# Side exit and love it



## Nater24 (Aug 7, 2011)

I had some dual side exit exhaust put on the sound is great and I love the looks not so sure on the tips and it hurts on speed bumps.


----------



## 87GN06GTO07IRL (Aug 10, 2009)

Wow! Those tips are interesting.


----------



## Falco21 (May 11, 2010)

They protrude a little far in my opinion. Side exit's can look sweet, but I think these stick out way to far


----------



## Nater24 (Aug 7, 2011)

yeah I agree i just didnt know whichones i wanted at the time so those are going to do for now


----------



## Falco21 (May 11, 2010)

Very cool though! Side exits are pretty awesome. I have always loved that look. It also tends to sound pretty bad ass!


----------



## BWinc (Sep 21, 2005)

What did you do with the back side? Fill in the holes?


----------



## danfigg (Sep 27, 2009)

*re*

I think someone is trying to hump your car----danfigg


----------



## Bumbeedad14010 (Sep 10, 2011)

EXCERPTED DATA:

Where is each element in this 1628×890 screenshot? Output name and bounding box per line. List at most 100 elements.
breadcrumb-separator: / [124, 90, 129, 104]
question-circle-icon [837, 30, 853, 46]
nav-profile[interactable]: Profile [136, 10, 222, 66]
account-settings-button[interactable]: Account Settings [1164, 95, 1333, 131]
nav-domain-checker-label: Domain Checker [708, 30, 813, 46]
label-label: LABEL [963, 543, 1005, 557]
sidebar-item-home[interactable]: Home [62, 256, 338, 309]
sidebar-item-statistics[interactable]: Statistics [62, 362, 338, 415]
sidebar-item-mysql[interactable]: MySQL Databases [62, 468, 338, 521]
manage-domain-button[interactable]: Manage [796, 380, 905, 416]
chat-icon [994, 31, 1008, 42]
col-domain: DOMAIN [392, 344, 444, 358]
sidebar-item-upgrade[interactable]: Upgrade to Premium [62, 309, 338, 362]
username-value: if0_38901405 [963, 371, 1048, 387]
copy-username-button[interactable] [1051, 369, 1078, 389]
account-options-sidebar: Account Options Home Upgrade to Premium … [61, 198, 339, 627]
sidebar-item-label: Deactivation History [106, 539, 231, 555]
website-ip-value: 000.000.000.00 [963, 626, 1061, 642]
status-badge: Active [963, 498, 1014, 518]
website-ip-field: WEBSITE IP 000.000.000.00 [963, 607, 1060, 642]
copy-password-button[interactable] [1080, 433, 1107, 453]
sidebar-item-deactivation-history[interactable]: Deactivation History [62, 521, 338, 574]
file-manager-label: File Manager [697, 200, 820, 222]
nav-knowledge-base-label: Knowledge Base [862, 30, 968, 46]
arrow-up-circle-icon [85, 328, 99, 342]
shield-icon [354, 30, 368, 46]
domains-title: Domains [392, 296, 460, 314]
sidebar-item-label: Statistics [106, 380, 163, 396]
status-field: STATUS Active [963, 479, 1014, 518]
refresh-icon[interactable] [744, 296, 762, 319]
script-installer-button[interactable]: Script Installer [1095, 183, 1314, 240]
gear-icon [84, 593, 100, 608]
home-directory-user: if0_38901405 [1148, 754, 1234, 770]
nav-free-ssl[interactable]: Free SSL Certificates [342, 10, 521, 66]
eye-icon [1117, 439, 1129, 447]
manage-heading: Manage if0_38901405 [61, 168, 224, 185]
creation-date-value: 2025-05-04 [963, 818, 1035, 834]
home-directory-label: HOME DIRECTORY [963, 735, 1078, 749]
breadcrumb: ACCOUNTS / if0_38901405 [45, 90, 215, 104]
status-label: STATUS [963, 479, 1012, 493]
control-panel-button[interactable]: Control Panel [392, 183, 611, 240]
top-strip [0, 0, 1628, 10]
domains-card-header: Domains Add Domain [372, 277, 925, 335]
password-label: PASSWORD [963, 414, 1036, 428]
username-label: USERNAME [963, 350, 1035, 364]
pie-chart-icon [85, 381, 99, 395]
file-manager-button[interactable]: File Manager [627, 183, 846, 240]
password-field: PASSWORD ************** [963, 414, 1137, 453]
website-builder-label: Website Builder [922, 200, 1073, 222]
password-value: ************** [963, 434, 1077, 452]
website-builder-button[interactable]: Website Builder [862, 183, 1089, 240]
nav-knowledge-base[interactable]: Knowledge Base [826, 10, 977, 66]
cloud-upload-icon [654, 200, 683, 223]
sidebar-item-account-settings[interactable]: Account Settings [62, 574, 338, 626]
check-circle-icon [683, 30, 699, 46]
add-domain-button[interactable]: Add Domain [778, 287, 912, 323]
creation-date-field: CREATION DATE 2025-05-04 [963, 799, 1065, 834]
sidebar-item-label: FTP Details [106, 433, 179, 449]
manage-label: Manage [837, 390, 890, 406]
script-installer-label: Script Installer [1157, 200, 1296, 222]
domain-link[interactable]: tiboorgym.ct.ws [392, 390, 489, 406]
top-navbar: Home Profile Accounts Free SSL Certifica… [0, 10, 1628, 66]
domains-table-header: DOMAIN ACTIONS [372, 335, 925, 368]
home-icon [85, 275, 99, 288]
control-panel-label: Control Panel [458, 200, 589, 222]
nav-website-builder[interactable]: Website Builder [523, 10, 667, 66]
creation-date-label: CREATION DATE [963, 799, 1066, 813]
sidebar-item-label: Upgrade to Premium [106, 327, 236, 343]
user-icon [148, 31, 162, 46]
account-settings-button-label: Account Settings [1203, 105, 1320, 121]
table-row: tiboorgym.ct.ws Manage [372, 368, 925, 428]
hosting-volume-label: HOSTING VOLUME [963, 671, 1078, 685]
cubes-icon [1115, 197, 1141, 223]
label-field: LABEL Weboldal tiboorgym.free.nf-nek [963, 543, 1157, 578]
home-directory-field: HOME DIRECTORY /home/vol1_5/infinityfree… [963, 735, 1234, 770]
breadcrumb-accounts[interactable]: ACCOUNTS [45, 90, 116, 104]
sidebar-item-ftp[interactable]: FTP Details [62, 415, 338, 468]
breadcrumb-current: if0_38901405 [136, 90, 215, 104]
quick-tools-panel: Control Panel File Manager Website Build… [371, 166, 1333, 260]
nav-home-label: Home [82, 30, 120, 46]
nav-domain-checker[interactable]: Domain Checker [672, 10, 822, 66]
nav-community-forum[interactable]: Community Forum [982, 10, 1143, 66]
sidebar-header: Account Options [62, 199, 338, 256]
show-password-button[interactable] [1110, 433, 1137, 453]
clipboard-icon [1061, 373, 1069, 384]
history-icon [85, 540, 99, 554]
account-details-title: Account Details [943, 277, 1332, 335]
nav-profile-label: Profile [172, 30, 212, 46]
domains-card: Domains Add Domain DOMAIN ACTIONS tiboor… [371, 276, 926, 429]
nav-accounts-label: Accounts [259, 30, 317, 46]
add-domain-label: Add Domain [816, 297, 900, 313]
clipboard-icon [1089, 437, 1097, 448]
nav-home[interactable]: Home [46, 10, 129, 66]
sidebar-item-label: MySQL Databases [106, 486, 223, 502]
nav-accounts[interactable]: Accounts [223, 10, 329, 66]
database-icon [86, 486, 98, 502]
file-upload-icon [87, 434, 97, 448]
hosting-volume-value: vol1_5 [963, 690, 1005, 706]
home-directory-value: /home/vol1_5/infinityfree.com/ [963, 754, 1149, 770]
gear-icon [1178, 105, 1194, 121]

---

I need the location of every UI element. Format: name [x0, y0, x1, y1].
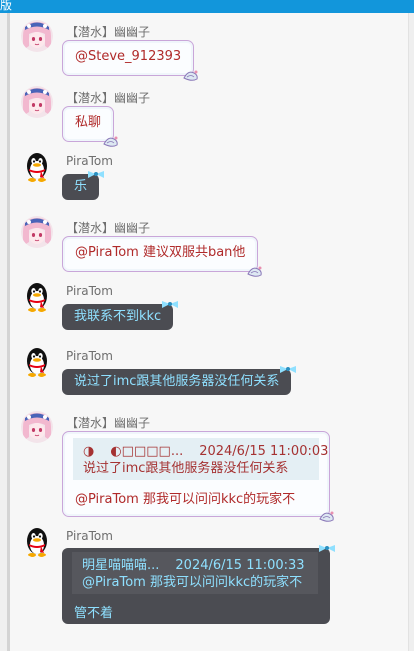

ACTIONS TO TAKE:
**A)** Give every distinct username that appears in a post heading of the side-exit exhaust thread, each once, in order of first appearance.
**B)** Write out the side-exit exhaust thread between "I had some dual" and "(Aug 10, 2009)", inclusive.

SOLUTION SET:
**A)**
Nater24
87GN06GTO07IRL
Falco21
BWinc
danfigg
Bumbeedad14010

**B)**
I had some dual side exit exhaust put on the sound is great and I love the looks not so sure on the tips and it hurts on speed bumps.


----------



## 87GN06GTO07IRL (Aug 10, 2009)